- [GIVEN INSTRUCTION]:
Pick out every line in the data below that holds "JSON".

- [PROVIDED RECORDS]:
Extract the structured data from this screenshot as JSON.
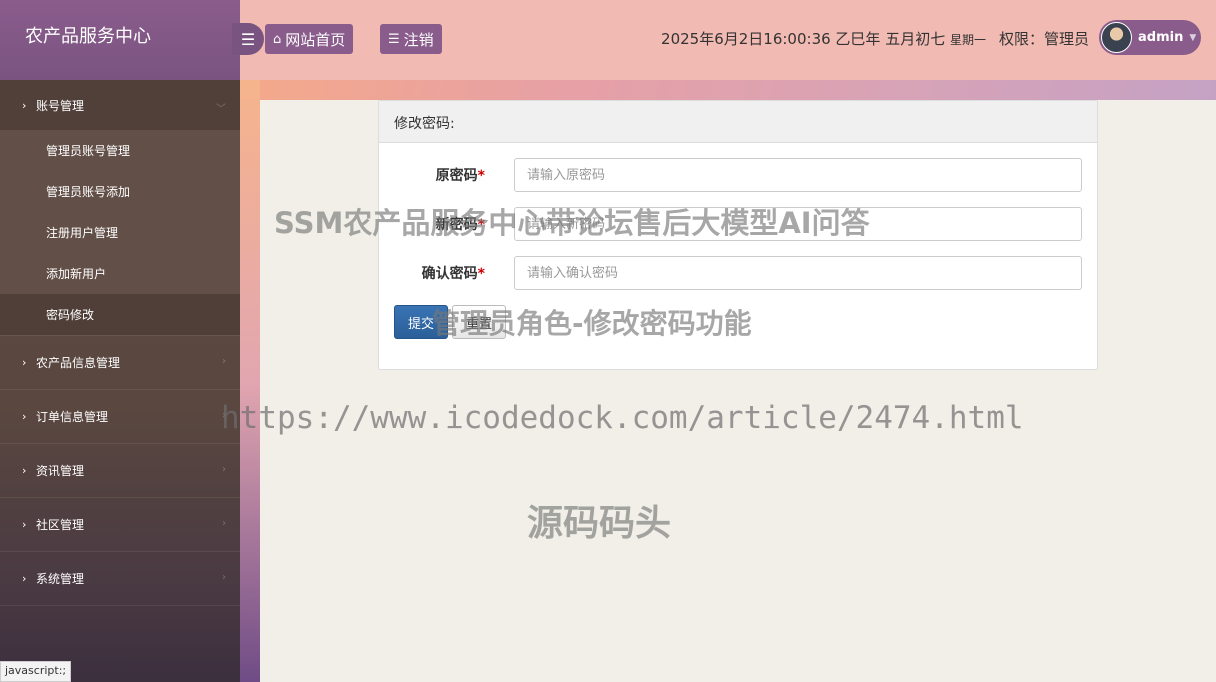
{
  "brand": {
    "title": "农产品服务中心"
  },
  "header": {
    "toggle_icon": "menu-icon",
    "home_label": "网站首页",
    "logout_label": "注销",
    "datetime": "2025年6月2日16:00:36 乙巳年 五月初七",
    "weekday": "星期一",
    "role_text": "权限：管理员",
    "username": "admin"
  },
  "sidebar": {
    "groups": [
      {
        "label": "账号管理",
        "open": true,
        "items": [
          {
            "label": "管理员账号管理"
          },
          {
            "label": "管理员账号添加"
          },
          {
            "label": "注册用户管理"
          },
          {
            "label": "添加新用户"
          },
          {
            "label": "密码修改",
            "active": true
          }
        ]
      },
      {
        "label": "农产品信息管理"
      },
      {
        "label": "订单信息管理"
      },
      {
        "label": "资讯管理"
      },
      {
        "label": "社区管理"
      },
      {
        "label": "系统管理"
      }
    ]
  },
  "status_tip": "javascript:;",
  "form": {
    "title": "修改密码:",
    "fields": [
      {
        "label": "原密码",
        "required": "*",
        "placeholder": "请输入原密码"
      },
      {
        "label": "新密码",
        "required": "*",
        "placeholder": "请输入新密码"
      },
      {
        "label": "确认密码",
        "required": "*",
        "placeholder": "请输入确认密码"
      }
    ],
    "submit_label": "提交",
    "reset_label": "重置"
  },
  "watermarks": {
    "line1": "SSM农产品服务中心带论坛售后大模型AI问答",
    "line2": "管理员角色-修改密码功能",
    "line3": "https://www.icodedock.com/article/2474.html",
    "line4": "源码码头"
  },
  "colors": {
    "sidebar_brand": "#7a5480",
    "header_bg": "#f1bab2",
    "button_accent": "#8a5c8c",
    "submit_blue": "#2a5f99"
  }
}
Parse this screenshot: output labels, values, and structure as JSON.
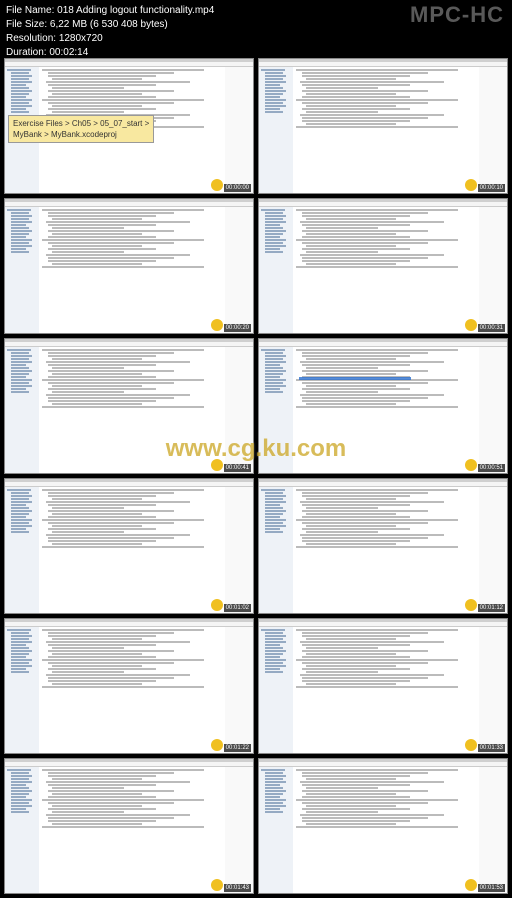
{
  "app": {
    "name": "MPC-HC"
  },
  "header": {
    "file_label": "File Name:",
    "file_value": "018 Adding logout functionality.mp4",
    "size_label": "File Size:",
    "size_value": "6,22 MB (6 530 408 bytes)",
    "res_label": "Resolution:",
    "res_value": "1280x720",
    "dur_label": "Duration:",
    "dur_value": "00:02:14"
  },
  "tooltip": {
    "line1": "Exercise Files > Ch05 > 05_07_start >",
    "line2": "MyBank > MyBank.xcodeproj"
  },
  "watermark": "www.cg.ku.com",
  "thumbnails": [
    {
      "timestamp": "00:00:00"
    },
    {
      "timestamp": "00:00:10"
    },
    {
      "timestamp": "00:00:20"
    },
    {
      "timestamp": "00:00:31"
    },
    {
      "timestamp": "00:00:41"
    },
    {
      "timestamp": "00:00:51"
    },
    {
      "timestamp": "00:01:02"
    },
    {
      "timestamp": "00:01:12"
    },
    {
      "timestamp": "00:01:22"
    },
    {
      "timestamp": "00:01:33"
    },
    {
      "timestamp": "00:01:43"
    },
    {
      "timestamp": "00:01:53"
    }
  ]
}
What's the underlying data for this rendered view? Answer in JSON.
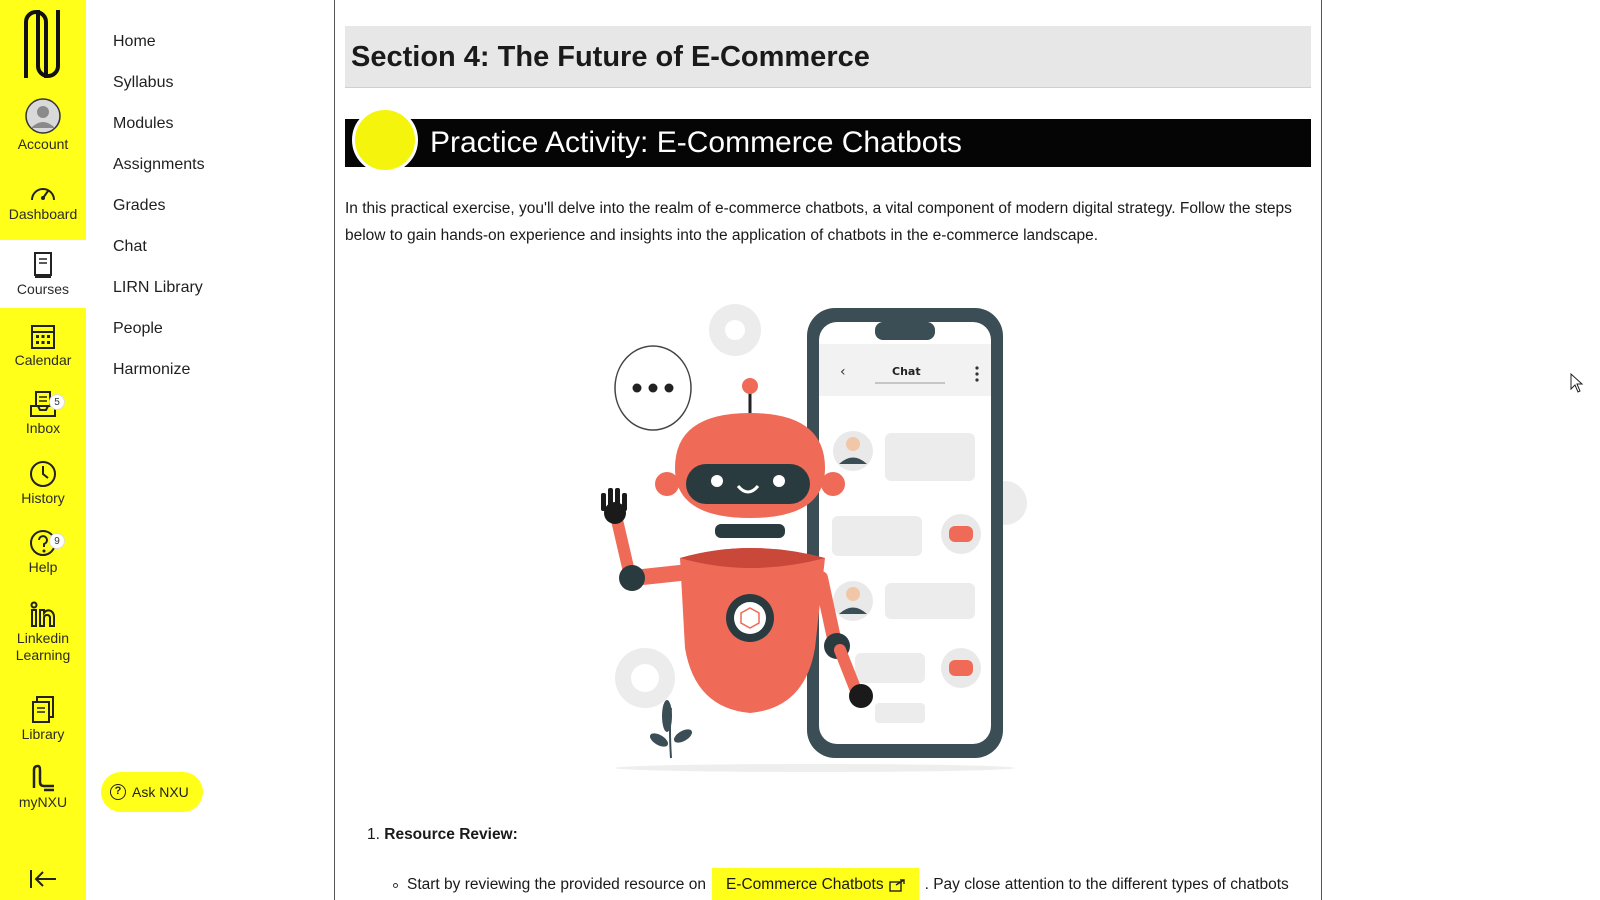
{
  "global_nav": {
    "items": [
      {
        "label": "Account",
        "icon": "account-avatar-icon"
      },
      {
        "label": "Dashboard",
        "icon": "dashboard-gauge-icon"
      },
      {
        "label": "Courses",
        "icon": "courses-book-icon"
      },
      {
        "label": "Calendar",
        "icon": "calendar-icon"
      },
      {
        "label": "Inbox",
        "icon": "inbox-icon",
        "badge": "5"
      },
      {
        "label": "History",
        "icon": "history-clock-icon"
      },
      {
        "label": "Help",
        "icon": "help-question-icon",
        "badge": "9"
      },
      {
        "label": "Linkedin",
        "label2": "Learning",
        "icon": "linkedin-icon"
      },
      {
        "label": "Library",
        "icon": "library-icon"
      },
      {
        "label": "myNXU",
        "icon": "mynxu-icon"
      }
    ],
    "accent": "#ffff1a"
  },
  "course_nav": {
    "links": [
      "Home",
      "Syllabus",
      "Modules",
      "Assignments",
      "Grades",
      "Chat",
      "LIRN Library",
      "People",
      "Harmonize"
    ],
    "ask_button": "Ask NXU"
  },
  "content": {
    "section_title": "Section 4: The Future of E-Commerce",
    "activity_title": "Practice Activity: E-Commerce Chatbots",
    "intro": "In this practical exercise, you'll delve into the realm of e-commerce chatbots, a vital component of modern digital strategy. Follow the steps below to gain hands-on experience and insights into the application of chatbots in the e-commerce landscape.",
    "illustration": {
      "phone_header": "Chat"
    },
    "step1_number": "1.",
    "step1_title": "Resource Review:",
    "step1_bullet_before": "Start by reviewing the provided resource on",
    "step1_link": "E-Commerce Chatbots",
    "step1_bullet_after": ". Pay close attention to the different types of chatbots"
  }
}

- [EXERCISE RESPONSE]:
Extract the structured data from this screenshot as JSON.
Parse this screenshot: output labels, values, and structure as JSON.
What's the underlying data for this rendered view? Answer in JSON.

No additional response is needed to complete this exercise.